[Excerpt from a dataset]
━━━━━━━━━━━━━━━━

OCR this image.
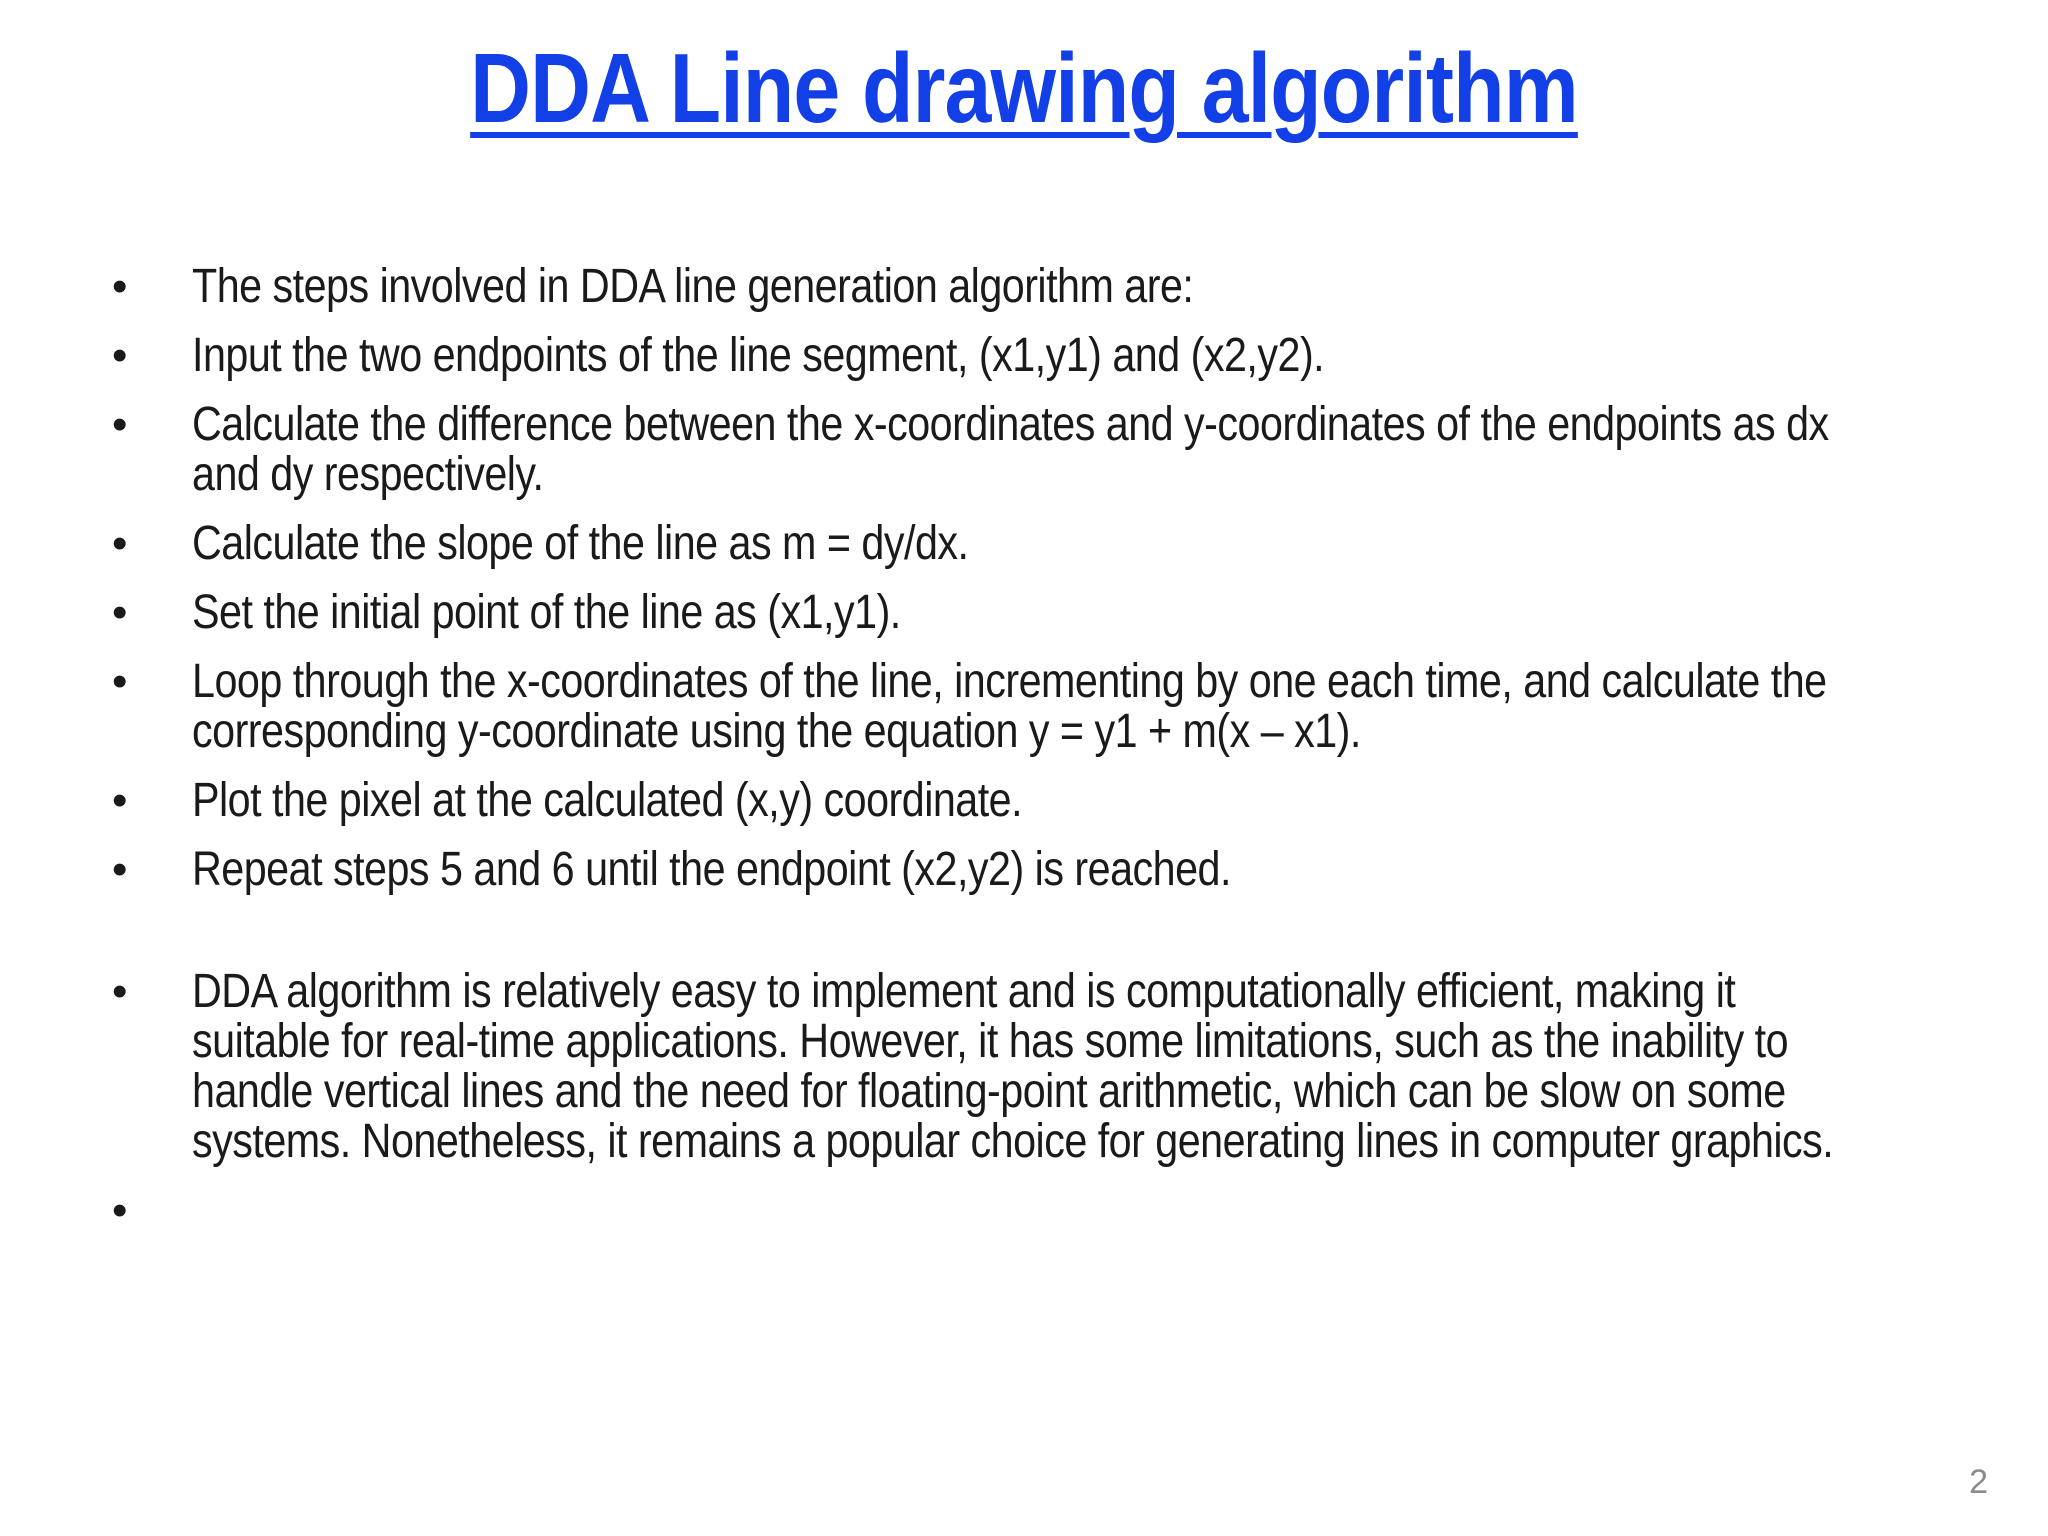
DDA Line drawing algorithm
• The steps involved in DDA line generation algorithm are:
• Input the two endpoints of the line segment, (x1,y1) and (x2,y2).
• Calculate the difference between the x-coordinates and y-coordinates of the endpoints as dx and dy respectively.
• Calculate the slope of the line as m = dy/dx.
• Set the initial point of the line as (x1,y1).
• Loop through the x-coordinates of the line, incrementing by one each time, and calculate the corresponding y-coordinate using the equation y = y1 + m(x – x1).
• Plot the pixel at the calculated (x,y) coordinate.
• Repeat steps 5 and 6 until the endpoint (x2,y2) is reached.
• DDA algorithm is relatively easy to implement and is computationally efficient, making it suitable for real-time applications. However, it has some limitations, such as the inability to handle vertical lines and the need for floating-point arithmetic, which can be slow on some systems. Nonetheless, it remains a popular choice for generating lines in computer graphics.
•
2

━━━━━━━━━━━━━━━━

What you return should match the records above word for word, minus the pictures.

• [Answer to the problem]:
OCR this image.
DDA Line drawing algorithm
• The steps involved in DDA line generation algorithm are:
• Input the two endpoints of the line segment, (x1,y1) and (x2,y2).
• Calculate the difference between the x-coordinates and y-coordinates of the endpoints as dx and dy respectively.
• Calculate the slope of the line as m = dy/dx.
• Set the initial point of the line as (x1,y1).
• Loop through the x-coordinates of the line, incrementing by one each time, and calculate the corresponding y-coordinate using the equation y = y1 + m(x – x1).
• Plot the pixel at the calculated (x,y) coordinate.
• Repeat steps 5 and 6 until the endpoint (x2,y2) is reached.
• DDA algorithm is relatively easy to implement and is computationally efficient, making it suitable for real-time applications. However, it has some limitations, such as the inability to handle vertical lines and the need for floating-point arithmetic, which can be slow on some systems. Nonetheless, it remains a popular choice for generating lines in computer graphics.
•
2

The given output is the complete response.